#### [Problem details]
Write out all of the entries that follow, word for word, but skip the pictures.

#### [Material for this task]
● ● ● ● ● ● ●
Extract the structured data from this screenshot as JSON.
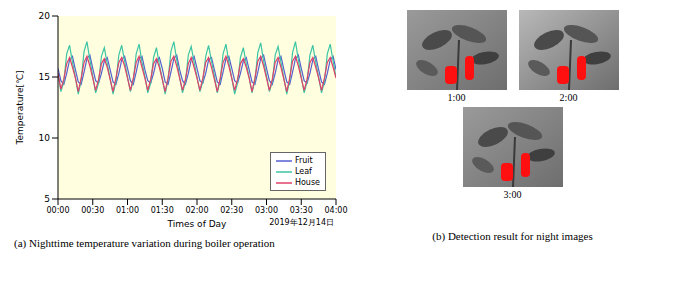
{
  "chart_data": {
    "type": "line",
    "xlabel": "Times of Day",
    "ylabel": "Temperature[℃]",
    "annotation": "2019年12月14日",
    "caption": "(a) Nighttime temperature variation during boiler operation",
    "x": [
      0,
      2.5,
      5,
      7.5,
      10,
      12.5,
      15,
      17.5,
      20,
      22.5,
      25,
      27.5,
      30,
      32.5,
      35,
      37.5,
      40,
      42.5,
      45,
      47.5,
      50,
      52.5,
      55,
      57.5,
      60,
      62.5,
      65,
      67.5,
      70,
      72.5,
      75,
      77.5,
      80,
      82.5,
      85,
      87.5,
      90,
      92.5,
      95,
      97.5,
      100,
      102.5,
      105,
      107.5,
      110,
      112.5,
      115,
      117.5,
      120,
      122.5,
      125,
      127.5,
      130,
      132.5,
      135,
      137.5,
      140,
      142.5,
      145,
      147.5,
      150,
      152.5,
      155,
      157.5,
      160,
      162.5,
      165,
      167.5,
      170,
      172.5,
      175,
      177.5,
      180,
      182.5,
      185,
      187.5,
      190,
      192.5,
      195,
      197.5,
      200,
      202.5,
      205,
      207.5,
      210,
      212.5,
      215,
      217.5,
      220,
      222.5,
      225,
      227.5,
      230,
      232.5,
      235,
      237.5,
      240
    ],
    "series": [
      {
        "name": "Fruit",
        "color": "#5560d0",
        "values": [
          15.7,
          14.7,
          14.4,
          15.3,
          16.4,
          16.7,
          15.6,
          14.6,
          14.4,
          15.4,
          16.5,
          16.8,
          15.7,
          14.7,
          14.5,
          15.3,
          16.3,
          16.6,
          15.6,
          14.6,
          14.4,
          15.3,
          16.4,
          16.7,
          15.7,
          14.7,
          14.4,
          15.4,
          16.5,
          16.7,
          15.6,
          14.7,
          14.5,
          15.3,
          16.3,
          16.6,
          15.7,
          14.6,
          14.4,
          15.4,
          16.5,
          16.8,
          15.6,
          14.7,
          14.4,
          15.3,
          16.4,
          16.7,
          15.7,
          14.7,
          14.5,
          15.3,
          16.4,
          16.6,
          15.6,
          14.6,
          14.4,
          15.4,
          16.5,
          16.7,
          15.7,
          14.7,
          14.5,
          15.3,
          16.3,
          16.6,
          15.6,
          14.6,
          14.4,
          15.4,
          16.5,
          16.8,
          15.7,
          14.7,
          14.4,
          15.3,
          16.4,
          16.7,
          15.6,
          14.6,
          14.4,
          15.4,
          16.5,
          16.8,
          15.7,
          14.7,
          14.5,
          15.3,
          16.4,
          16.7,
          15.6,
          14.6,
          14.4,
          15.3,
          16.4,
          16.7,
          15.6
        ]
      },
      {
        "name": "Leaf",
        "color": "#3cc4a4",
        "values": [
          15.3,
          13.8,
          14.6,
          16.9,
          17.6,
          16.2,
          15.0,
          13.6,
          14.7,
          17.1,
          17.9,
          16.4,
          15.1,
          13.7,
          14.5,
          16.7,
          17.4,
          16.1,
          14.9,
          13.6,
          14.6,
          16.8,
          17.6,
          16.3,
          15.0,
          13.8,
          14.7,
          16.9,
          17.7,
          16.2,
          15.1,
          13.7,
          14.5,
          16.6,
          17.4,
          16.0,
          14.9,
          13.6,
          14.8,
          17.1,
          17.9,
          16.4,
          15.0,
          13.7,
          14.6,
          16.8,
          17.5,
          16.2,
          15.0,
          13.8,
          14.6,
          16.7,
          17.6,
          16.3,
          15.1,
          13.7,
          14.7,
          16.9,
          17.7,
          16.2,
          14.9,
          13.6,
          14.5,
          16.6,
          17.4,
          16.1,
          15.0,
          13.7,
          14.7,
          17.0,
          17.8,
          16.3,
          15.1,
          13.8,
          14.6,
          16.8,
          17.5,
          16.2,
          14.9,
          13.6,
          14.7,
          17.0,
          17.9,
          16.4,
          15.0,
          13.7,
          14.6,
          16.8,
          17.6,
          16.2,
          15.0,
          13.7,
          14.6,
          16.9,
          17.7,
          16.3,
          15.0
        ]
      },
      {
        "name": "House",
        "color": "#e0406a",
        "values": [
          15.3,
          14.0,
          14.8,
          16.1,
          16.6,
          15.8,
          14.9,
          13.8,
          14.9,
          16.2,
          16.7,
          15.9,
          14.9,
          13.9,
          14.8,
          16.1,
          16.5,
          15.8,
          14.8,
          13.8,
          14.9,
          16.2,
          16.6,
          15.9,
          14.9,
          13.9,
          14.9,
          16.2,
          16.7,
          15.8,
          14.9,
          13.9,
          14.8,
          16.1,
          16.5,
          15.8,
          14.8,
          13.8,
          14.9,
          16.3,
          16.7,
          15.9,
          14.9,
          13.9,
          14.8,
          16.1,
          16.6,
          15.8,
          14.9,
          13.9,
          14.9,
          16.2,
          16.6,
          15.8,
          14.8,
          13.8,
          14.9,
          16.2,
          16.7,
          15.9,
          14.9,
          13.9,
          14.8,
          16.1,
          16.5,
          15.8,
          14.9,
          13.8,
          14.9,
          16.3,
          16.7,
          15.9,
          14.9,
          13.9,
          14.8,
          16.2,
          16.6,
          15.8,
          14.8,
          13.8,
          14.9,
          16.3,
          16.7,
          15.9,
          14.9,
          13.9,
          14.8,
          16.2,
          16.6,
          15.8,
          14.9,
          13.9,
          14.9,
          16.2,
          16.6,
          15.8,
          14.9
        ]
      }
    ],
    "xlim": [
      0,
      240
    ],
    "xticks": [
      {
        "value": 0,
        "label": "00:00"
      },
      {
        "value": 30,
        "label": "00:30"
      },
      {
        "value": 60,
        "label": "01:00"
      },
      {
        "value": 90,
        "label": "01:30"
      },
      {
        "value": 120,
        "label": "02:00"
      },
      {
        "value": 150,
        "label": "02:30"
      },
      {
        "value": 180,
        "label": "03:00"
      },
      {
        "value": 210,
        "label": "03:30"
      },
      {
        "value": 240,
        "label": "04:00"
      }
    ],
    "ylim": [
      5,
      20
    ],
    "yticks": [
      5,
      10,
      15,
      20
    ],
    "grid": false,
    "legend": "lower right"
  },
  "panel_b": {
    "caption": "(b) Detection result for night images",
    "images": [
      {
        "label": "1:00"
      },
      {
        "label": "2:00"
      },
      {
        "label": "3:00"
      }
    ]
  }
}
● ● ● ● ● ● ●
#### [Exercise response]
Extract the structured data from this screenshot as JSON.
{
  "chart_data": {
    "type": "line",
    "xlabel": "Times of Day",
    "ylabel": "Temperature[℃]",
    "annotation": "2019年12月14日",
    "caption": "(a) Nighttime temperature variation during boiler operation",
    "x": [
      0,
      2.5,
      5,
      7.5,
      10,
      12.5,
      15,
      17.5,
      20,
      22.5,
      25,
      27.5,
      30,
      32.5,
      35,
      37.5,
      40,
      42.5,
      45,
      47.5,
      50,
      52.5,
      55,
      57.5,
      60,
      62.5,
      65,
      67.5,
      70,
      72.5,
      75,
      77.5,
      80,
      82.5,
      85,
      87.5,
      90,
      92.5,
      95,
      97.5,
      100,
      102.5,
      105,
      107.5,
      110,
      112.5,
      115,
      117.5,
      120,
      122.5,
      125,
      127.5,
      130,
      132.5,
      135,
      137.5,
      140,
      142.5,
      145,
      147.5,
      150,
      152.5,
      155,
      157.5,
      160,
      162.5,
      165,
      167.5,
      170,
      172.5,
      175,
      177.5,
      180,
      182.5,
      185,
      187.5,
      190,
      192.5,
      195,
      197.5,
      200,
      202.5,
      205,
      207.5,
      210,
      212.5,
      215,
      217.5,
      220,
      222.5,
      225,
      227.5,
      230,
      232.5,
      235,
      237.5,
      240
    ],
    "series": [
      {
        "name": "Fruit",
        "color": "#5560d0",
        "values": [
          15.7,
          14.7,
          14.4,
          15.3,
          16.4,
          16.7,
          15.6,
          14.6,
          14.4,
          15.4,
          16.5,
          16.8,
          15.7,
          14.7,
          14.5,
          15.3,
          16.3,
          16.6,
          15.6,
          14.6,
          14.4,
          15.3,
          16.4,
          16.7,
          15.7,
          14.7,
          14.4,
          15.4,
          16.5,
          16.7,
          15.6,
          14.7,
          14.5,
          15.3,
          16.3,
          16.6,
          15.7,
          14.6,
          14.4,
          15.4,
          16.5,
          16.8,
          15.6,
          14.7,
          14.4,
          15.3,
          16.4,
          16.7,
          15.7,
          14.7,
          14.5,
          15.3,
          16.4,
          16.6,
          15.6,
          14.6,
          14.4,
          15.4,
          16.5,
          16.7,
          15.7,
          14.7,
          14.5,
          15.3,
          16.3,
          16.6,
          15.6,
          14.6,
          14.4,
          15.4,
          16.5,
          16.8,
          15.7,
          14.7,
          14.4,
          15.3,
          16.4,
          16.7,
          15.6,
          14.6,
          14.4,
          15.4,
          16.5,
          16.8,
          15.7,
          14.7,
          14.5,
          15.3,
          16.4,
          16.7,
          15.6,
          14.6,
          14.4,
          15.3,
          16.4,
          16.7,
          15.6
        ]
      },
      {
        "name": "Leaf",
        "color": "#3cc4a4",
        "values": [
          15.3,
          13.8,
          14.6,
          16.9,
          17.6,
          16.2,
          15.0,
          13.6,
          14.7,
          17.1,
          17.9,
          16.4,
          15.1,
          13.7,
          14.5,
          16.7,
          17.4,
          16.1,
          14.9,
          13.6,
          14.6,
          16.8,
          17.6,
          16.3,
          15.0,
          13.8,
          14.7,
          16.9,
          17.7,
          16.2,
          15.1,
          13.7,
          14.5,
          16.6,
          17.4,
          16.0,
          14.9,
          13.6,
          14.8,
          17.1,
          17.9,
          16.4,
          15.0,
          13.7,
          14.6,
          16.8,
          17.5,
          16.2,
          15.0,
          13.8,
          14.6,
          16.7,
          17.6,
          16.3,
          15.1,
          13.7,
          14.7,
          16.9,
          17.7,
          16.2,
          14.9,
          13.6,
          14.5,
          16.6,
          17.4,
          16.1,
          15.0,
          13.7,
          14.7,
          17.0,
          17.8,
          16.3,
          15.1,
          13.8,
          14.6,
          16.8,
          17.5,
          16.2,
          14.9,
          13.6,
          14.7,
          17.0,
          17.9,
          16.4,
          15.0,
          13.7,
          14.6,
          16.8,
          17.6,
          16.2,
          15.0,
          13.7,
          14.6,
          16.9,
          17.7,
          16.3,
          15.0
        ]
      },
      {
        "name": "House",
        "color": "#e0406a",
        "values": [
          15.3,
          14.0,
          14.8,
          16.1,
          16.6,
          15.8,
          14.9,
          13.8,
          14.9,
          16.2,
          16.7,
          15.9,
          14.9,
          13.9,
          14.8,
          16.1,
          16.5,
          15.8,
          14.8,
          13.8,
          14.9,
          16.2,
          16.6,
          15.9,
          14.9,
          13.9,
          14.9,
          16.2,
          16.7,
          15.8,
          14.9,
          13.9,
          14.8,
          16.1,
          16.5,
          15.8,
          14.8,
          13.8,
          14.9,
          16.3,
          16.7,
          15.9,
          14.9,
          13.9,
          14.8,
          16.1,
          16.6,
          15.8,
          14.9,
          13.9,
          14.9,
          16.2,
          16.6,
          15.8,
          14.8,
          13.8,
          14.9,
          16.2,
          16.7,
          15.9,
          14.9,
          13.9,
          14.8,
          16.1,
          16.5,
          15.8,
          14.9,
          13.8,
          14.9,
          16.3,
          16.7,
          15.9,
          14.9,
          13.9,
          14.8,
          16.2,
          16.6,
          15.8,
          14.8,
          13.8,
          14.9,
          16.3,
          16.7,
          15.9,
          14.9,
          13.9,
          14.8,
          16.2,
          16.6,
          15.8,
          14.9,
          13.9,
          14.9,
          16.2,
          16.6,
          15.8,
          14.9
        ]
      }
    ],
    "xlim": [
      0,
      240
    ],
    "xticks": [
      {
        "value": 0,
        "label": "00:00"
      },
      {
        "value": 30,
        "label": "00:30"
      },
      {
        "value": 60,
        "label": "01:00"
      },
      {
        "value": 90,
        "label": "01:30"
      },
      {
        "value": 120,
        "label": "02:00"
      },
      {
        "value": 150,
        "label": "02:30"
      },
      {
        "value": 180,
        "label": "03:00"
      },
      {
        "value": 210,
        "label": "03:30"
      },
      {
        "value": 240,
        "label": "04:00"
      }
    ],
    "ylim": [
      5,
      20
    ],
    "yticks": [
      5,
      10,
      15,
      20
    ],
    "grid": false,
    "legend": "lower right"
  },
  "panel_b": {
    "caption": "(b) Detection result for night images",
    "images": [
      {
        "label": "1:00"
      },
      {
        "label": "2:00"
      },
      {
        "label": "3:00"
      }
    ]
  }
}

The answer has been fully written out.